_Directions for this task_:
Write out all of the entries that follow, word for word, but skip the pictures.

(Records from a data collection)

+ + + + + + +

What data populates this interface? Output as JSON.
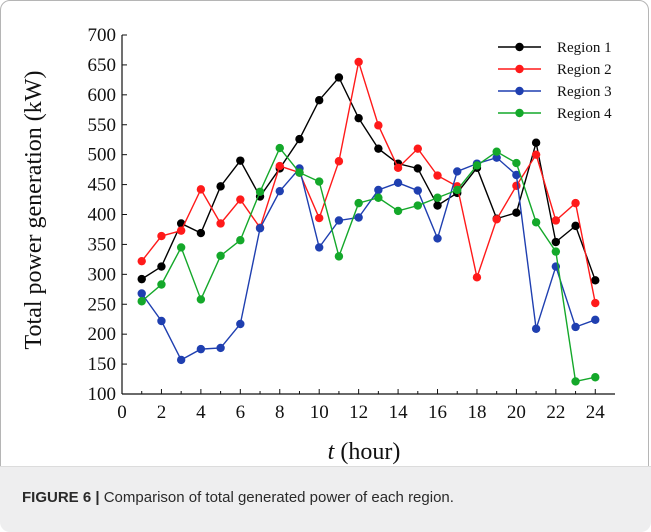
{
  "figure": {
    "caption_lead": "FIGURE 6 |",
    "caption_text": " Comparison of total generated power of each region."
  },
  "chart_data": {
    "type": "line",
    "title": "",
    "xlabel_italic": "t",
    "xlabel_rest": " (hour)",
    "ylabel": "Total power generation (kW)",
    "xlim": [
      0,
      25
    ],
    "ylim": [
      100,
      700
    ],
    "xticks": [
      0,
      2,
      4,
      6,
      8,
      10,
      12,
      14,
      16,
      18,
      20,
      22,
      24
    ],
    "yticks": [
      100,
      150,
      200,
      250,
      300,
      350,
      400,
      450,
      500,
      550,
      600,
      650,
      700
    ],
    "grid": false,
    "legend_position": "top-right",
    "x": [
      1,
      2,
      3,
      4,
      5,
      6,
      7,
      8,
      9,
      10,
      11,
      12,
      13,
      14,
      15,
      16,
      17,
      18,
      19,
      20,
      21,
      22,
      23,
      24
    ],
    "series": [
      {
        "name": "Region 1",
        "color": "#000000",
        "values": [
          292,
          313,
          385,
          369,
          447,
          490,
          430,
          477,
          526,
          591,
          629,
          561,
          510,
          485,
          477,
          415,
          436,
          478,
          393,
          403,
          520,
          354,
          381,
          290
        ]
      },
      {
        "name": "Region 2",
        "color": "#ff1a1a",
        "values": [
          322,
          364,
          373,
          442,
          385,
          425,
          378,
          481,
          470,
          394,
          489,
          655,
          549,
          478,
          510,
          465,
          447,
          295,
          392,
          448,
          500,
          390,
          419,
          252
        ]
      },
      {
        "name": "Region 3",
        "color": "#1f3fb0",
        "values": [
          268,
          222,
          157,
          175,
          177,
          217,
          377,
          439,
          477,
          345,
          390,
          395,
          441,
          453,
          440,
          360,
          472,
          485,
          495,
          466,
          209,
          313,
          212,
          224
        ]
      },
      {
        "name": "Region 4",
        "color": "#14a82a",
        "values": [
          255,
          283,
          345,
          258,
          331,
          357,
          438,
          511,
          470,
          455,
          330,
          419,
          428,
          406,
          415,
          428,
          441,
          482,
          505,
          486,
          387,
          338,
          121,
          128
        ]
      }
    ]
  }
}
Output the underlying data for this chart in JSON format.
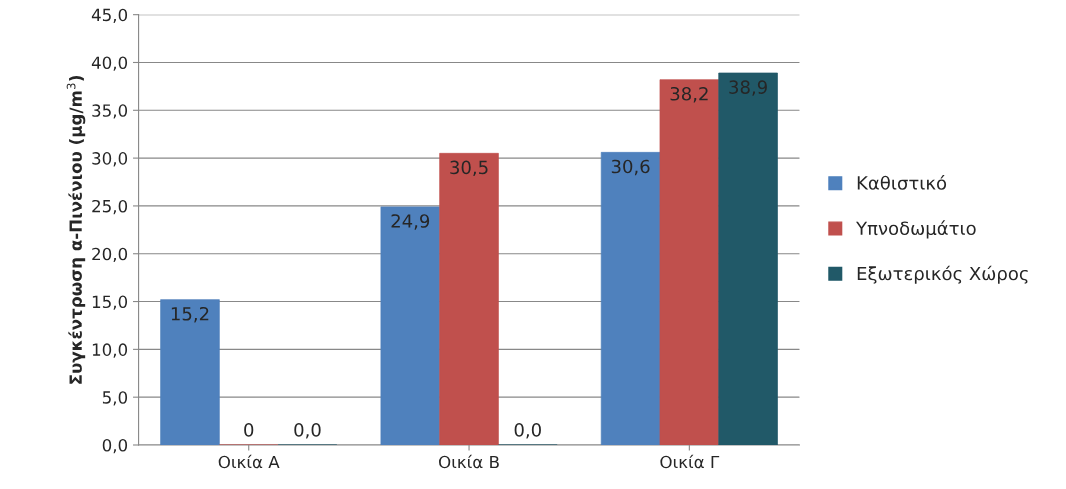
{
  "chart_data": {
    "type": "bar",
    "ylabel": "Συγκέντρωση α-Πινένιου (μg/m$^{3}$)",
    "categories": [
      "Οικία Α",
      "Οικία Β",
      "Οικία Γ"
    ],
    "series": [
      {
        "name": "Καθιστικό",
        "color": "#4f81bd",
        "values": [
          15.2,
          24.9,
          30.6
        ],
        "value_labels": [
          "15,2",
          "24,9",
          "30,6"
        ]
      },
      {
        "name": "Υπνοδωμάτιο",
        "color": "#c0504d",
        "values": [
          0,
          30.5,
          38.2
        ],
        "value_labels": [
          "0",
          "30,5",
          "38,2"
        ]
      },
      {
        "name": "Εξωτερικός Χώρος",
        "color": "#215968",
        "values": [
          0.0,
          0.0,
          38.9
        ],
        "value_labels": [
          "0,0",
          "0,0",
          "38,9"
        ]
      }
    ],
    "ylim": [
      0,
      45
    ],
    "yticks": [
      {
        "value": 0,
        "label": "0,0"
      },
      {
        "value": 5,
        "label": "5,0"
      },
      {
        "value": 10,
        "label": "10,0"
      },
      {
        "value": 15,
        "label": "15,0"
      },
      {
        "value": 20,
        "label": "20,0"
      },
      {
        "value": 25,
        "label": "25,0"
      },
      {
        "value": 30,
        "label": "30,0"
      },
      {
        "value": 35,
        "label": "35,0"
      },
      {
        "value": 40,
        "label": "40,0"
      },
      {
        "value": 45,
        "label": "45,0"
      }
    ],
    "grid": "y",
    "legend": "right"
  }
}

+ + + + + + +

_Response below_:
What data populates this interface? Output as JSON.
{
  "figure": {
    "caption_lead": "FIGURE 6 |",
    "caption_text": " Comparison of total generated power of each region."
  },
  "chart_data": {
    "type": "line",
    "title": "",
    "xlabel_italic": "t",
    "xlabel_rest": " (hour)",
    "ylabel": "Total power generation (kW)",
    "xlim": [
      0,
      25
    ],
    "ylim": [
      100,
      700
    ],
    "xticks": [
      0,
      2,
      4,
      6,
      8,
      10,
      12,
      14,
      16,
      18,
      20,
      22,
      24
    ],
    "yticks": [
      100,
      150,
      200,
      250,
      300,
      350,
      400,
      450,
      500,
      550,
      600,
      650,
      700
    ],
    "grid": false,
    "legend_position": "top-right",
    "x": [
      1,
      2,
      3,
      4,
      5,
      6,
      7,
      8,
      9,
      10,
      11,
      12,
      13,
      14,
      15,
      16,
      17,
      18,
      19,
      20,
      21,
      22,
      23,
      24
    ],
    "series": [
      {
        "name": "Region 1",
        "color": "#000000",
        "values": [
          292,
          313,
          385,
          369,
          447,
          490,
          430,
          477,
          526,
          591,
          629,
          561,
          510,
          485,
          477,
          415,
          436,
          478,
          393,
          403,
          520,
          354,
          381,
          290
        ]
      },
      {
        "name": "Region 2",
        "color": "#ff1a1a",
        "values": [
          322,
          364,
          373,
          442,
          385,
          425,
          378,
          481,
          470,
          394,
          489,
          655,
          549,
          478,
          510,
          465,
          447,
          295,
          392,
          448,
          500,
          390,
          419,
          252
        ]
      },
      {
        "name": "Region 3",
        "color": "#1f3fb0",
        "values": [
          268,
          222,
          157,
          175,
          177,
          217,
          377,
          439,
          477,
          345,
          390,
          395,
          441,
          453,
          440,
          360,
          472,
          485,
          495,
          466,
          209,
          313,
          212,
          224
        ]
      },
      {
        "name": "Region 4",
        "color": "#14a82a",
        "values": [
          255,
          283,
          345,
          258,
          331,
          357,
          438,
          511,
          470,
          455,
          330,
          419,
          428,
          406,
          415,
          428,
          441,
          482,
          505,
          486,
          387,
          338,
          121,
          128
        ]
      }
    ]
  }
}
Output the underlying data for this chart in JSON format.
{
  "chart_data": {
    "type": "bar",
    "ylabel": "Συγκέντρωση α-Πινένιου (μg/m$^{3}$)",
    "categories": [
      "Οικία Α",
      "Οικία Β",
      "Οικία Γ"
    ],
    "series": [
      {
        "name": "Καθιστικό",
        "color": "#4f81bd",
        "values": [
          15.2,
          24.9,
          30.6
        ],
        "value_labels": [
          "15,2",
          "24,9",
          "30,6"
        ]
      },
      {
        "name": "Υπνοδωμάτιο",
        "color": "#c0504d",
        "values": [
          0,
          30.5,
          38.2
        ],
        "value_labels": [
          "0",
          "30,5",
          "38,2"
        ]
      },
      {
        "name": "Εξωτερικός Χώρος",
        "color": "#215968",
        "values": [
          0.0,
          0.0,
          38.9
        ],
        "value_labels": [
          "0,0",
          "0,0",
          "38,9"
        ]
      }
    ],
    "ylim": [
      0,
      45
    ],
    "yticks": [
      {
        "value": 0,
        "label": "0,0"
      },
      {
        "value": 5,
        "label": "5,0"
      },
      {
        "value": 10,
        "label": "10,0"
      },
      {
        "value": 15,
        "label": "15,0"
      },
      {
        "value": 20,
        "label": "20,0"
      },
      {
        "value": 25,
        "label": "25,0"
      },
      {
        "value": 30,
        "label": "30,0"
      },
      {
        "value": 35,
        "label": "35,0"
      },
      {
        "value": 40,
        "label": "40,0"
      },
      {
        "value": 45,
        "label": "45,0"
      }
    ],
    "grid": "y",
    "legend": "right"
  }
}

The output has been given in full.